READING TEXT:
━━━━

Post-inflammatory hyperpigmentation (PIH) happens
when there is injury, friction, irritation or heat applied to the skin,
wounding the skin. The active melanocytes in skin of color react in an
effort to protect the skin from further damage.
The skin may turn tan, brown, or even a purple color. Over 65% of
Americans of African descent experience symptoms of PIH.
PIH can be epidermal, involving the top layer of
skin or dermal, in the deeper layers of the dermis or mixed. The type of
PIH can be determined through special lighting using a digital system.
Post inflammatory hyperpigmentation can take
months and even years to clear. Often aggressive therapy to treat the
PIH can risk the worsening of pigmentation as the melanocytes work to
protect the skin.
Keloids are a type of raised scar that occurs on
the skin after wounding. The healing process appears to be complete
because the epidermis is intact. The reticular dermis is still in a
state of inflammation, with fibroblast activity producing
an over abundance of collagen. Keloids can develop due to wounding from
piercings, cuts, tattoos, insect bites, puncture wounds, post- surgical
scars, shaving cuts and even micro-injuries from tightly braided hair.
Keloids are more common in people of color, especially Asian, Latinx and African descent.

━━━━

Saved entries
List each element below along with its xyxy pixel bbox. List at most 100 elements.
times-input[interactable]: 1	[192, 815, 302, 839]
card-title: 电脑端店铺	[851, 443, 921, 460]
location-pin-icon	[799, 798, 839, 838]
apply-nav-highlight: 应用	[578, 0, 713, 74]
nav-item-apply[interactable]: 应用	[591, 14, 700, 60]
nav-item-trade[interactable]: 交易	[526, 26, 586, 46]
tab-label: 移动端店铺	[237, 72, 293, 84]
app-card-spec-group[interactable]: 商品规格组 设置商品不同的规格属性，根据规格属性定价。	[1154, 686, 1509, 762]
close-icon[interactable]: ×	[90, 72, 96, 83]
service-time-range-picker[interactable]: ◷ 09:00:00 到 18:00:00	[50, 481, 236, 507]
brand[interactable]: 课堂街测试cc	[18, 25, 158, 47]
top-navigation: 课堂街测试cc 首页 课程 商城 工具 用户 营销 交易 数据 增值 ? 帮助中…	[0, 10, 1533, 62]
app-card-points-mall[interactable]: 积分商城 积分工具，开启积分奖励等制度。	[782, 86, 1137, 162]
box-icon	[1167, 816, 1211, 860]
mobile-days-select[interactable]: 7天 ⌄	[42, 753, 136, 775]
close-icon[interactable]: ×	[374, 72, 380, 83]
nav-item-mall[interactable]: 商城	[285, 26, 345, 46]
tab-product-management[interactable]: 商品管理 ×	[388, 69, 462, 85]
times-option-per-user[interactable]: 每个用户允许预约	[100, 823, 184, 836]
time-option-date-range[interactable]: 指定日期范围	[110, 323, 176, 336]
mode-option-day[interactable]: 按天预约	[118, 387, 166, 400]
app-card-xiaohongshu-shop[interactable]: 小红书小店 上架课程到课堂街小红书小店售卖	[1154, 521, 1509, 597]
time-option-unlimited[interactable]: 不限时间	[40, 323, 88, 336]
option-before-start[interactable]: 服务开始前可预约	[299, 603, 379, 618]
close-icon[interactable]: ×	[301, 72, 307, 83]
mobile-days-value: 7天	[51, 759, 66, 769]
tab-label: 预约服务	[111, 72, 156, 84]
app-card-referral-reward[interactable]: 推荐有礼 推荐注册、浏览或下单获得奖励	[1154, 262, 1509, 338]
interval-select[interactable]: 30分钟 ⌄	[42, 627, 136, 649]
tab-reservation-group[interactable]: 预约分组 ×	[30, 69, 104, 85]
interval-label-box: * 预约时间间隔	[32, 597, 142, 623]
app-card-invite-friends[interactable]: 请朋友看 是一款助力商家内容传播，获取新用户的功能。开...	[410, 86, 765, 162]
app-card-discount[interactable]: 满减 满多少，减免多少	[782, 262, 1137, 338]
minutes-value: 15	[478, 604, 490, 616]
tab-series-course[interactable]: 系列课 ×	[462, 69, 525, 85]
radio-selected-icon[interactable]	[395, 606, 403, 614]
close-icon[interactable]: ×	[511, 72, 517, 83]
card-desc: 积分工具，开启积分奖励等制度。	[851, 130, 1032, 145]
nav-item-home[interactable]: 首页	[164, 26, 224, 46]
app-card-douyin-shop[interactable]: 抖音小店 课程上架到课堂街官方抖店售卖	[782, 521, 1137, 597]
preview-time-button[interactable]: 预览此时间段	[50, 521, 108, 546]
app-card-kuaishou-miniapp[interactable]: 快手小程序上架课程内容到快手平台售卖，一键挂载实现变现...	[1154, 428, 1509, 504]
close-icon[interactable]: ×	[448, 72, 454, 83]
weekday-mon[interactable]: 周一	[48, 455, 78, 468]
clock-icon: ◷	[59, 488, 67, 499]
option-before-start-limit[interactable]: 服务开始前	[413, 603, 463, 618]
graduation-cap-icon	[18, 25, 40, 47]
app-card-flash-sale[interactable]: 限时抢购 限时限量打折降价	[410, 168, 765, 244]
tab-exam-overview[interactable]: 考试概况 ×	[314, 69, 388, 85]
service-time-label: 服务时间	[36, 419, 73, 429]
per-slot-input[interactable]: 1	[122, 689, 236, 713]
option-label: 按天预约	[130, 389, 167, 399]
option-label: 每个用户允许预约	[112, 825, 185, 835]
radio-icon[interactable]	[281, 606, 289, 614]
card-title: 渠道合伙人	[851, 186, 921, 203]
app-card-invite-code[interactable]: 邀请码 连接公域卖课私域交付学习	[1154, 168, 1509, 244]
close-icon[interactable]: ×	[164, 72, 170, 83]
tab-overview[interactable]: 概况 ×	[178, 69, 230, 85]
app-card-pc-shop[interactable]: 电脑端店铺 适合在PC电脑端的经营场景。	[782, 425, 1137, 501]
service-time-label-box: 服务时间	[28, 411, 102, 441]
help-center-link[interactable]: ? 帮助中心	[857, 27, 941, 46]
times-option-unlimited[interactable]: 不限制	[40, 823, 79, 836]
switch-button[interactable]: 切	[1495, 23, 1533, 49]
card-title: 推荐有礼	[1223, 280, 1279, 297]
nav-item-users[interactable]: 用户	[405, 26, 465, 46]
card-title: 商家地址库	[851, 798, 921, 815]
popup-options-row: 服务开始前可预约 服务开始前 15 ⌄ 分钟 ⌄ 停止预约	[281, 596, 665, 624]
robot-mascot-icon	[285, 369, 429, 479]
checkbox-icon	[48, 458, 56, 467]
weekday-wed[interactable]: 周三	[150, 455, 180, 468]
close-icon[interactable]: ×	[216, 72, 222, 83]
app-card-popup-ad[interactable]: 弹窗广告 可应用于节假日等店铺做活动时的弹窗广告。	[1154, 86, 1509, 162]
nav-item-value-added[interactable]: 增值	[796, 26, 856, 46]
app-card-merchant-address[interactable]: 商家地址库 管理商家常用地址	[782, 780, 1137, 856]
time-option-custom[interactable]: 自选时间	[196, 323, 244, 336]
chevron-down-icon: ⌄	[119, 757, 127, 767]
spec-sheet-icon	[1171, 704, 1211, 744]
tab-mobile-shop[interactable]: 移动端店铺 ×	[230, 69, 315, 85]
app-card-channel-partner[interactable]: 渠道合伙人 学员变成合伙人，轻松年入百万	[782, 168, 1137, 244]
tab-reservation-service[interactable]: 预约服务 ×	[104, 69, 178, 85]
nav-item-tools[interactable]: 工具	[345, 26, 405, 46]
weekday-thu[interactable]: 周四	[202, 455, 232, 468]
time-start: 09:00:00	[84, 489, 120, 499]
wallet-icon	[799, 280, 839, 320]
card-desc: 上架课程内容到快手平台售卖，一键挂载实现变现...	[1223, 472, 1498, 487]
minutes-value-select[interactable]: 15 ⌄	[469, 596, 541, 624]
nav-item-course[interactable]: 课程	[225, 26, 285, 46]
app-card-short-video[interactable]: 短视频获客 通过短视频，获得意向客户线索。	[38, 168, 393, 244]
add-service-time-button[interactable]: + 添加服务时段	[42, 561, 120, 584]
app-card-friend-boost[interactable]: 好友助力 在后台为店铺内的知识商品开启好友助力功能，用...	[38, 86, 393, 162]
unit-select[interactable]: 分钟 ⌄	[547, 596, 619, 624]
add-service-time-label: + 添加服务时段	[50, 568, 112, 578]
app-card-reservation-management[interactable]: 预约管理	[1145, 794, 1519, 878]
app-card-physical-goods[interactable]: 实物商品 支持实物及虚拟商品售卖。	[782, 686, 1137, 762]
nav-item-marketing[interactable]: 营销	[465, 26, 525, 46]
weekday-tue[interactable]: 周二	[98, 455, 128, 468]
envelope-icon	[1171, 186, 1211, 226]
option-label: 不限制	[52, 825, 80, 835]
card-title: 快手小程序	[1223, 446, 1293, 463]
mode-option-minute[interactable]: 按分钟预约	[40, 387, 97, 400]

━━━━

BRIEF:
Quote the passage on hyperpigmentation and keloids word for word, from "PIH can be epidermal, involving" up to and including "tightly braided hair.".

SOLVED PROBLEM:
PIH can be epidermal, involving the top layer of
skin or dermal, in the deeper layers of the dermis or mixed. The type of
PIH can be determined through special lighting using a digital system.
Post inflammatory hyperpigmentation can take
months and even years to clear. Often aggressive therapy to treat the
PIH can risk the worsening of pigmentation as the melanocytes work to
protect the skin.
Keloids are a type of raised scar that occurs on
the skin after wounding. The healing process appears to be complete
because the epidermis is intact. The reticular dermis is still in a
state of inflammation, with fibroblast activity producing
an over abundance of collagen. Keloids can develop due to wounding from
piercings, cuts, tattoos, insect bites, puncture wounds, post- surgical
scars, shaving cuts and even micro-injuries from tightly braided hair.